* START Data excerpts *

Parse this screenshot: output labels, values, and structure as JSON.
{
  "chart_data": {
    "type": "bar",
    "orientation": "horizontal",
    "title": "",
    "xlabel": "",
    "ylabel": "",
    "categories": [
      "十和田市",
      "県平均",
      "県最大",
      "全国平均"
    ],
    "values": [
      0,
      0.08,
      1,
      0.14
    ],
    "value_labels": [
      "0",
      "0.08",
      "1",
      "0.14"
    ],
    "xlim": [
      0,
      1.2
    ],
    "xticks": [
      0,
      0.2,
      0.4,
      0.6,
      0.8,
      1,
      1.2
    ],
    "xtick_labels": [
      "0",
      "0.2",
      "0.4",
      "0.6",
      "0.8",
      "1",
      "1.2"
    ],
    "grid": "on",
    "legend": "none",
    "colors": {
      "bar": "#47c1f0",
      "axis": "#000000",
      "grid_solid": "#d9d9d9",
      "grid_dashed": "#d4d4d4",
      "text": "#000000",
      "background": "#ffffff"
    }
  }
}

* END Data excerpts *

» **The request**: Say how many lines in the entries contain the string "values", and leave out everything else.

» **The response**: 2